* INSTRUCTIONS TO FOLLOW
Restate the records below word for word.

* PROVIDED ENTRIES
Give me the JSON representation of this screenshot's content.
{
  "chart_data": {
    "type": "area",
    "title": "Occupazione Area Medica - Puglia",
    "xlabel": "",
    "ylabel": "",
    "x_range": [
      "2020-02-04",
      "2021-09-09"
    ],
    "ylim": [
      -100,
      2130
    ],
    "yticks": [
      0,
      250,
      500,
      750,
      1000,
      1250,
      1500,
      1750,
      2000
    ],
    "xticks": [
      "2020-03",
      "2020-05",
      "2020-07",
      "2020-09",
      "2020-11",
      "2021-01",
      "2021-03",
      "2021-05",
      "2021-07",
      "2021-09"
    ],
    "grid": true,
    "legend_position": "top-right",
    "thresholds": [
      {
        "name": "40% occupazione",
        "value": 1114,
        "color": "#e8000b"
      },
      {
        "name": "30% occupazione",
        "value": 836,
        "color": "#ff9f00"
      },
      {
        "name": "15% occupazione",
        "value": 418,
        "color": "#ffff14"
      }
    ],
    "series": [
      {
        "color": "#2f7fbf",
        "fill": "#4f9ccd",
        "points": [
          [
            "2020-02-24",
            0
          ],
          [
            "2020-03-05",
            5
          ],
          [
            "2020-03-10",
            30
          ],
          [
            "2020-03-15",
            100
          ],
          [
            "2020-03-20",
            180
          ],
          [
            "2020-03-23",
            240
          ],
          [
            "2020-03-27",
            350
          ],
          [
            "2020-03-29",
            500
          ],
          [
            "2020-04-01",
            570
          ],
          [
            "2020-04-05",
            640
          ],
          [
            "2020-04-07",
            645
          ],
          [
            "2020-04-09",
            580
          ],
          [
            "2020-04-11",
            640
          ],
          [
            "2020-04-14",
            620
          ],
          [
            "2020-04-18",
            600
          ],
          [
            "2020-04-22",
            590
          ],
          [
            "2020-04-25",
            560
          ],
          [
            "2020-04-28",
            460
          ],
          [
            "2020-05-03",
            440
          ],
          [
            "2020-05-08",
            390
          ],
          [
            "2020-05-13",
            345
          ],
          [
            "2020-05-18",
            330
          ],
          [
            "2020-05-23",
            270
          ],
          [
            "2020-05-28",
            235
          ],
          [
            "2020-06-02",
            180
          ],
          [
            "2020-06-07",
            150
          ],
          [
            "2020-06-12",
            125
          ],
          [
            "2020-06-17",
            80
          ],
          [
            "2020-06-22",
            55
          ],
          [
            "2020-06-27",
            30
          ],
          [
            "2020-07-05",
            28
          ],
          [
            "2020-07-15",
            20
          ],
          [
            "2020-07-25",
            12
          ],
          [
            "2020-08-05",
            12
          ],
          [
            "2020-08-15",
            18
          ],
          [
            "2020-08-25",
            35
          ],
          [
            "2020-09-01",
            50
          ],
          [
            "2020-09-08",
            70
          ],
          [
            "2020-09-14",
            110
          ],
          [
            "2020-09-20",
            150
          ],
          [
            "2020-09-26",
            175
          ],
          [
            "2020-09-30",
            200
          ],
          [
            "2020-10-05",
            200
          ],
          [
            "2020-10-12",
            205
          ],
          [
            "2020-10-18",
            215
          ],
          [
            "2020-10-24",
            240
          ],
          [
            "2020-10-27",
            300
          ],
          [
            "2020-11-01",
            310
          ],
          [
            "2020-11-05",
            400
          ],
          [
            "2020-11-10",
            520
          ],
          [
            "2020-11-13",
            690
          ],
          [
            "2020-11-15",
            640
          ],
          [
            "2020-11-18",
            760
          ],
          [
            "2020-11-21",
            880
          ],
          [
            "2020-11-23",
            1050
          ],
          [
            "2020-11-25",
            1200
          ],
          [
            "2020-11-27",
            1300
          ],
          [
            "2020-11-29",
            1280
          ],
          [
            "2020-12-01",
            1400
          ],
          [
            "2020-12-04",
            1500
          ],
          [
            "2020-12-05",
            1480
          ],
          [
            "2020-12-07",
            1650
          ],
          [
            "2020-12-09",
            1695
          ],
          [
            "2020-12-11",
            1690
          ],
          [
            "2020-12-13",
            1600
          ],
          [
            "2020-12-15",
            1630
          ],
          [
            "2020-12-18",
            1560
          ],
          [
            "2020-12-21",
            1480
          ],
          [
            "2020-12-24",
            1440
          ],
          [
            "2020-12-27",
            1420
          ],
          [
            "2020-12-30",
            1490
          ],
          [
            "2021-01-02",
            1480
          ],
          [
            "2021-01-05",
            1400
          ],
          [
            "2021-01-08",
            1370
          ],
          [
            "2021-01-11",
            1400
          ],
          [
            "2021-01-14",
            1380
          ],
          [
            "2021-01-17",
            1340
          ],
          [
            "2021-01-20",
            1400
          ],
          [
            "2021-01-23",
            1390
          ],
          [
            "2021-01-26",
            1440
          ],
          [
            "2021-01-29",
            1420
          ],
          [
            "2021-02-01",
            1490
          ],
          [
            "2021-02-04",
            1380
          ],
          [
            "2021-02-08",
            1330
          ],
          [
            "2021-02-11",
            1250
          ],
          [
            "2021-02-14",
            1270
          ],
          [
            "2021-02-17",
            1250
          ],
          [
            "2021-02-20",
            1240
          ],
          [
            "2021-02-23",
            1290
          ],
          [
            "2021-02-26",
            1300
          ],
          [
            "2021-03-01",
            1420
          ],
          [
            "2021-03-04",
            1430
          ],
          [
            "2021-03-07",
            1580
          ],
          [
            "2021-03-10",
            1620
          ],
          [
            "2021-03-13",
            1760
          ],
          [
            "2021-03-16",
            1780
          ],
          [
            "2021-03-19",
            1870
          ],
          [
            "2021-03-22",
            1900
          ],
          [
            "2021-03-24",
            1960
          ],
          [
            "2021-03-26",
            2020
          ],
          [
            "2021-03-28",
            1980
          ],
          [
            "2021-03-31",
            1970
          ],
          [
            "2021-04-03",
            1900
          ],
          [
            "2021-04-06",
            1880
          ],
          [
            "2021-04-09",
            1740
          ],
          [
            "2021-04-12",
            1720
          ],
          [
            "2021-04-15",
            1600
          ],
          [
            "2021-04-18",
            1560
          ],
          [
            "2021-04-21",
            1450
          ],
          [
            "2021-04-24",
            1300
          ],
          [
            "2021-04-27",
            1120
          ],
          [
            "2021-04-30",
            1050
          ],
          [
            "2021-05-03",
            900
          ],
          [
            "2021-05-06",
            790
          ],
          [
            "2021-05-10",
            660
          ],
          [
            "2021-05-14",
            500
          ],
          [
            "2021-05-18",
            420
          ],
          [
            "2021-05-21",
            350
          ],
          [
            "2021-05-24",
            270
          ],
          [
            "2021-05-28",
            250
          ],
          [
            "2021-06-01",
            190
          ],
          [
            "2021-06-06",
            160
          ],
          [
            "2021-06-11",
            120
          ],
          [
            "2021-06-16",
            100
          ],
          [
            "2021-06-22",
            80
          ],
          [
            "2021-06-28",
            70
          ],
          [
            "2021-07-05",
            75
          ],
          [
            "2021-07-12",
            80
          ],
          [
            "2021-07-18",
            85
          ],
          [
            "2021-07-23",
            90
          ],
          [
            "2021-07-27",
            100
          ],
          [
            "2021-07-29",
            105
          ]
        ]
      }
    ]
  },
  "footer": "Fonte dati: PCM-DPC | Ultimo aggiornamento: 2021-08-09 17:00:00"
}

* EXERCISE OUTPUT
Give me the JSON representation of this screenshot's content.
{
  "chart_data": {
    "type": "area",
    "title": "Occupazione Area Medica - Puglia",
    "xlabel": "",
    "ylabel": "",
    "x_range": [
      "2020-02-04",
      "2021-09-09"
    ],
    "ylim": [
      -100,
      2130
    ],
    "yticks": [
      0,
      250,
      500,
      750,
      1000,
      1250,
      1500,
      1750,
      2000
    ],
    "xticks": [
      "2020-03",
      "2020-05",
      "2020-07",
      "2020-09",
      "2020-11",
      "2021-01",
      "2021-03",
      "2021-05",
      "2021-07",
      "2021-09"
    ],
    "grid": true,
    "legend_position": "top-right",
    "thresholds": [
      {
        "name": "40% occupazione",
        "value": 1114,
        "color": "#e8000b"
      },
      {
        "name": "30% occupazione",
        "value": 836,
        "color": "#ff9f00"
      },
      {
        "name": "15% occupazione",
        "value": 418,
        "color": "#ffff14"
      }
    ],
    "series": [
      {
        "color": "#2f7fbf",
        "fill": "#4f9ccd",
        "points": [
          [
            "2020-02-24",
            0
          ],
          [
            "2020-03-05",
            5
          ],
          [
            "2020-03-10",
            30
          ],
          [
            "2020-03-15",
            100
          ],
          [
            "2020-03-20",
            180
          ],
          [
            "2020-03-23",
            240
          ],
          [
            "2020-03-27",
            350
          ],
          [
            "2020-03-29",
            500
          ],
          [
            "2020-04-01",
            570
          ],
          [
            "2020-04-05",
            640
          ],
          [
            "2020-04-07",
            645
          ],
          [
            "2020-04-09",
            580
          ],
          [
            "2020-04-11",
            640
          ],
          [
            "2020-04-14",
            620
          ],
          [
            "2020-04-18",
            600
          ],
          [
            "2020-04-22",
            590
          ],
          [
            "2020-04-25",
            560
          ],
          [
            "2020-04-28",
            460
          ],
          [
            "2020-05-03",
            440
          ],
          [
            "2020-05-08",
            390
          ],
          [
            "2020-05-13",
            345
          ],
          [
            "2020-05-18",
            330
          ],
          [
            "2020-05-23",
            270
          ],
          [
            "2020-05-28",
            235
          ],
          [
            "2020-06-02",
            180
          ],
          [
            "2020-06-07",
            150
          ],
          [
            "2020-06-12",
            125
          ],
          [
            "2020-06-17",
            80
          ],
          [
            "2020-06-22",
            55
          ],
          [
            "2020-06-27",
            30
          ],
          [
            "2020-07-05",
            28
          ],
          [
            "2020-07-15",
            20
          ],
          [
            "2020-07-25",
            12
          ],
          [
            "2020-08-05",
            12
          ],
          [
            "2020-08-15",
            18
          ],
          [
            "2020-08-25",
            35
          ],
          [
            "2020-09-01",
            50
          ],
          [
            "2020-09-08",
            70
          ],
          [
            "2020-09-14",
            110
          ],
          [
            "2020-09-20",
            150
          ],
          [
            "2020-09-26",
            175
          ],
          [
            "2020-09-30",
            200
          ],
          [
            "2020-10-05",
            200
          ],
          [
            "2020-10-12",
            205
          ],
          [
            "2020-10-18",
            215
          ],
          [
            "2020-10-24",
            240
          ],
          [
            "2020-10-27",
            300
          ],
          [
            "2020-11-01",
            310
          ],
          [
            "2020-11-05",
            400
          ],
          [
            "2020-11-10",
            520
          ],
          [
            "2020-11-13",
            690
          ],
          [
            "2020-11-15",
            640
          ],
          [
            "2020-11-18",
            760
          ],
          [
            "2020-11-21",
            880
          ],
          [
            "2020-11-23",
            1050
          ],
          [
            "2020-11-25",
            1200
          ],
          [
            "2020-11-27",
            1300
          ],
          [
            "2020-11-29",
            1280
          ],
          [
            "2020-12-01",
            1400
          ],
          [
            "2020-12-04",
            1500
          ],
          [
            "2020-12-05",
            1480
          ],
          [
            "2020-12-07",
            1650
          ],
          [
            "2020-12-09",
            1695
          ],
          [
            "2020-12-11",
            1690
          ],
          [
            "2020-12-13",
            1600
          ],
          [
            "2020-12-15",
            1630
          ],
          [
            "2020-12-18",
            1560
          ],
          [
            "2020-12-21",
            1480
          ],
          [
            "2020-12-24",
            1440
          ],
          [
            "2020-12-27",
            1420
          ],
          [
            "2020-12-30",
            1490
          ],
          [
            "2021-01-02",
            1480
          ],
          [
            "2021-01-05",
            1400
          ],
          [
            "2021-01-08",
            1370
          ],
          [
            "2021-01-11",
            1400
          ],
          [
            "2021-01-14",
            1380
          ],
          [
            "2021-01-17",
            1340
          ],
          [
            "2021-01-20",
            1400
          ],
          [
            "2021-01-23",
            1390
          ],
          [
            "2021-01-26",
            1440
          ],
          [
            "2021-01-29",
            1420
          ],
          [
            "2021-02-01",
            1490
          ],
          [
            "2021-02-04",
            1380
          ],
          [
            "2021-02-08",
            1330
          ],
          [
            "2021-02-11",
            1250
          ],
          [
            "2021-02-14",
            1270
          ],
          [
            "2021-02-17",
            1250
          ],
          [
            "2021-02-20",
            1240
          ],
          [
            "2021-02-23",
            1290
          ],
          [
            "2021-02-26",
            1300
          ],
          [
            "2021-03-01",
            1420
          ],
          [
            "2021-03-04",
            1430
          ],
          [
            "2021-03-07",
            1580
          ],
          [
            "2021-03-10",
            1620
          ],
          [
            "2021-03-13",
            1760
          ],
          [
            "2021-03-16",
            1780
          ],
          [
            "2021-03-19",
            1870
          ],
          [
            "2021-03-22",
            1900
          ],
          [
            "2021-03-24",
            1960
          ],
          [
            "2021-03-26",
            2020
          ],
          [
            "2021-03-28",
            1980
          ],
          [
            "2021-03-31",
            1970
          ],
          [
            "2021-04-03",
            1900
          ],
          [
            "2021-04-06",
            1880
          ],
          [
            "2021-04-09",
            1740
          ],
          [
            "2021-04-12",
            1720
          ],
          [
            "2021-04-15",
            1600
          ],
          [
            "2021-04-18",
            1560
          ],
          [
            "2021-04-21",
            1450
          ],
          [
            "2021-04-24",
            1300
          ],
          [
            "2021-04-27",
            1120
          ],
          [
            "2021-04-30",
            1050
          ],
          [
            "2021-05-03",
            900
          ],
          [
            "2021-05-06",
            790
          ],
          [
            "2021-05-10",
            660
          ],
          [
            "2021-05-14",
            500
          ],
          [
            "2021-05-18",
            420
          ],
          [
            "2021-05-21",
            350
          ],
          [
            "2021-05-24",
            270
          ],
          [
            "2021-05-28",
            250
          ],
          [
            "2021-06-01",
            190
          ],
          [
            "2021-06-06",
            160
          ],
          [
            "2021-06-11",
            120
          ],
          [
            "2021-06-16",
            100
          ],
          [
            "2021-06-22",
            80
          ],
          [
            "2021-06-28",
            70
          ],
          [
            "2021-07-05",
            75
          ],
          [
            "2021-07-12",
            80
          ],
          [
            "2021-07-18",
            85
          ],
          [
            "2021-07-23",
            90
          ],
          [
            "2021-07-27",
            100
          ],
          [
            "2021-07-29",
            105
          ]
        ]
      }
    ]
  },
  "footer": "Fonte dati: PCM-DPC | Ultimo aggiornamento: 2021-08-09 17:00:00"
}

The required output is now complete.